Without the pictures, write out all the lines below exactly as they appear.

- [Records from a dataset]
= = = = =

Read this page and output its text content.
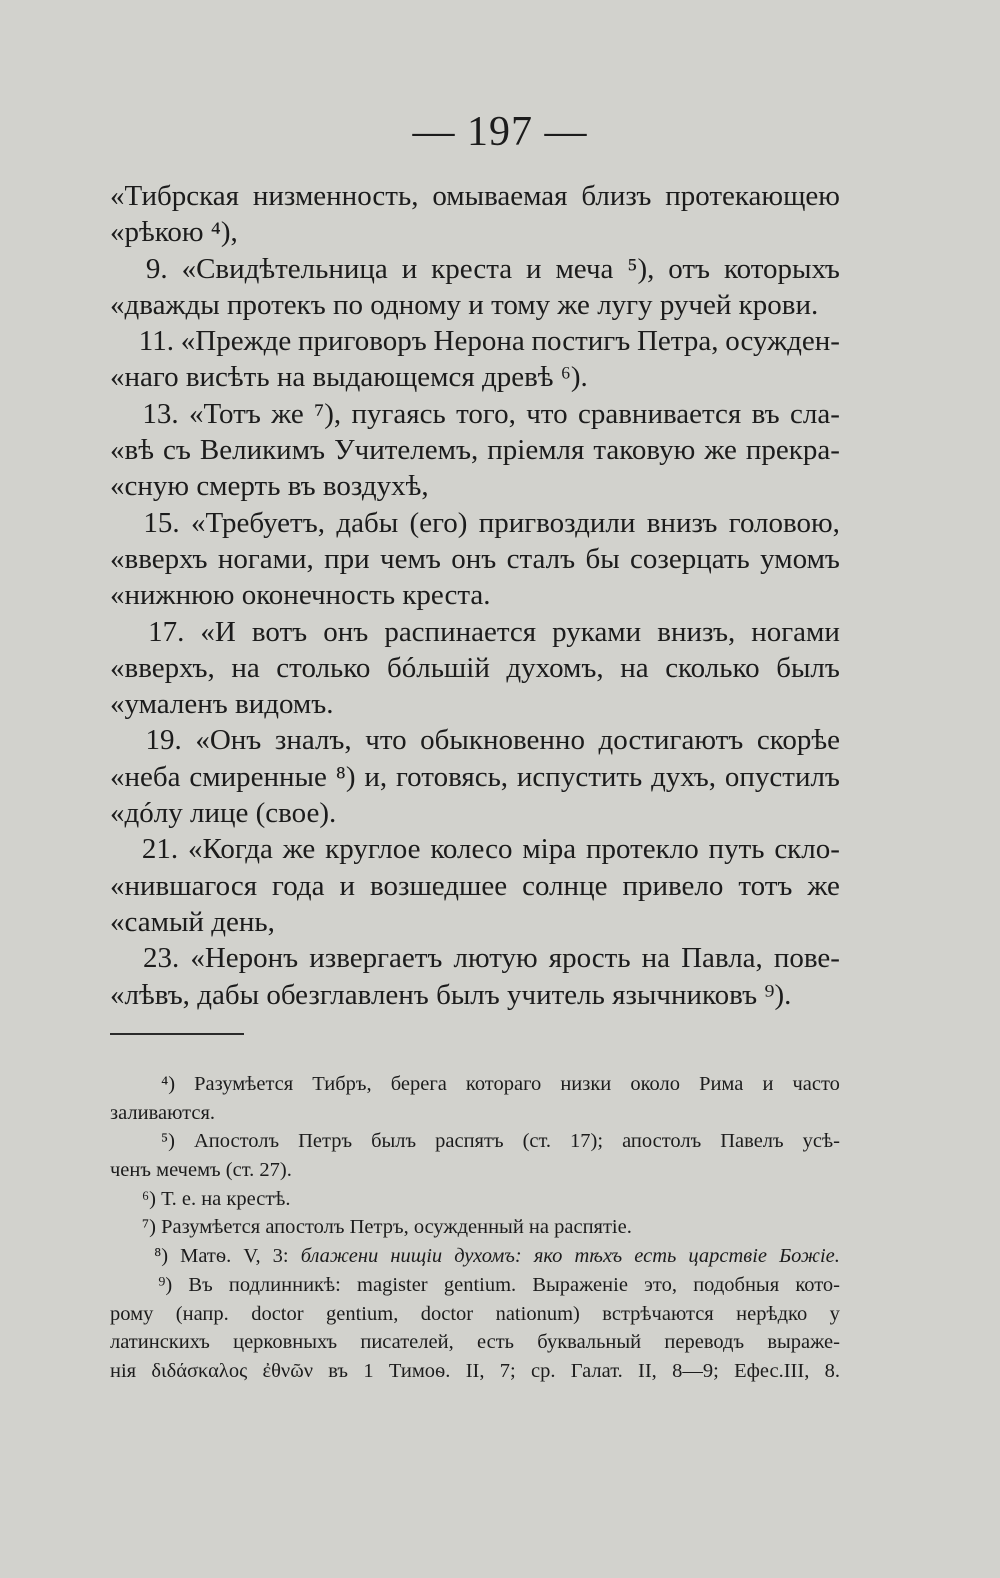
— 197 —
«Тибрская низменность, омываемая близъ протекающею
«рѣкою ⁴),
9. «Свидѣтельница и креста и меча ⁵), отъ которыхъ
«дважды протекъ по одному и тому же лугу ручей крови.
11. «Прежде приговоръ Нерона постигъ Петра, осужден-
«наго висѣть на выдающемся древѣ ⁶).
13. «Тотъ же ⁷), пугаясь того, что сравнивается въ сла-
«вѣ съ Великимъ Учителемъ, пріемля таковую же прекра-
«сную смерть въ воздухѣ,
15. «Требуетъ, дабы (его) пригвоздили внизъ головою,
«вверхъ ногами, при чемъ онъ сталъ бы созерцать умомъ
«нижнюю оконечность креста.
17. «И вотъ онъ распинается руками внизъ, ногами
«вверхъ, на столько бóльшій духомъ, на сколько былъ
«умаленъ видомъ.
19. «Онъ зналъ, что обыкновенно достигаютъ скорѣе
«неба смиренные ⁸) и, готовясь, испустить духъ, опустилъ
«дóлу лице (свое).
21. «Когда же круглое колесо міра протекло путь скло-
«нившагося года и возшедшее солнце привело тотъ же
«самый день,
23. «Неронъ извергаетъ лютую ярость на Павла, пове-
«лѣвъ, дабы обезглавленъ былъ учитель язычниковъ ⁹).
⁴) Разумѣется Тибръ, берега котораго низки около Рима и часто
заливаются.
⁵) Апостолъ Петръ былъ распятъ (ст. 17); апостолъ Павелъ усѣ-
ченъ мечемъ (ст. 27).
⁶) Т. е. на крестѣ.
⁷) Разумѣется апостолъ Петръ, осужденный на распятіе.
⁸) Матѳ. V, 3: блажени нищіи духомъ: яко тѣхъ есть царствіе Божіе.
⁹) Въ подлинникѣ: magister gentium. Выраженіе это, подобныя кото-
рому (напр. doctor gentium, doctor nationum) встрѣчаются нерѣдко у
латинскихъ церковныхъ писателей, есть буквальный переводъ выраже-
нія διδάσκαλος ἐθνῶν въ 1 Тимоѳ. II, 7; ср. Галат. II, 8—9; Ефес.III, 8.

= = = = =

- [EXERCISE SOLUTION]
Read this page and output its text content.
— 197 —
«Тибрская низменность, омываемая близъ протекающею
«рѣкою ⁴),
9. «Свидѣтельница и креста и меча ⁵), отъ которыхъ
«дважды протекъ по одному и тому же лугу ручей крови.
11. «Прежде приговоръ Нерона постигъ Петра, осужден-
«наго висѣть на выдающемся древѣ ⁶).
13. «Тотъ же ⁷), пугаясь того, что сравнивается въ сла-
«вѣ съ Великимъ Учителемъ, пріемля таковую же прекра-
«сную смерть въ воздухѣ,
15. «Требуетъ, дабы (его) пригвоздили внизъ головою,
«вверхъ ногами, при чемъ онъ сталъ бы созерцать умомъ
«нижнюю оконечность креста.
17. «И вотъ онъ распинается руками внизъ, ногами
«вверхъ, на столько бóльшій духомъ, на сколько былъ
«умаленъ видомъ.
19. «Онъ зналъ, что обыкновенно достигаютъ скорѣе
«неба смиренные ⁸) и, готовясь, испустить духъ, опустилъ
«дóлу лице (свое).
21. «Когда же круглое колесо міра протекло путь скло-
«нившагося года и возшедшее солнце привело тотъ же
«самый день,
23. «Неронъ извергаетъ лютую ярость на Павла, пове-
«лѣвъ, дабы обезглавленъ былъ учитель язычниковъ ⁹).
⁴) Разумѣется Тибръ, берега котораго низки около Рима и часто
заливаются.
⁵) Апостолъ Петръ былъ распятъ (ст. 17); апостолъ Павелъ усѣ-
ченъ мечемъ (ст. 27).
⁶) Т. е. на крестѣ.
⁷) Разумѣется апостолъ Петръ, осужденный на распятіе.
⁸) Матѳ. V, 3: блажени нищіи духомъ: яко тѣхъ есть царствіе Божіе.
⁹) Въ подлинникѣ: magister gentium. Выраженіе это, подобныя кото-
рому (напр. doctor gentium, doctor nationum) встрѣчаются нерѣдко у
латинскихъ церковныхъ писателей, есть буквальный переводъ выраже-
нія διδάσκαλος ἐθνῶν въ 1 Тимоѳ. II, 7; ср. Галат. II, 8—9; Ефес.III, 8.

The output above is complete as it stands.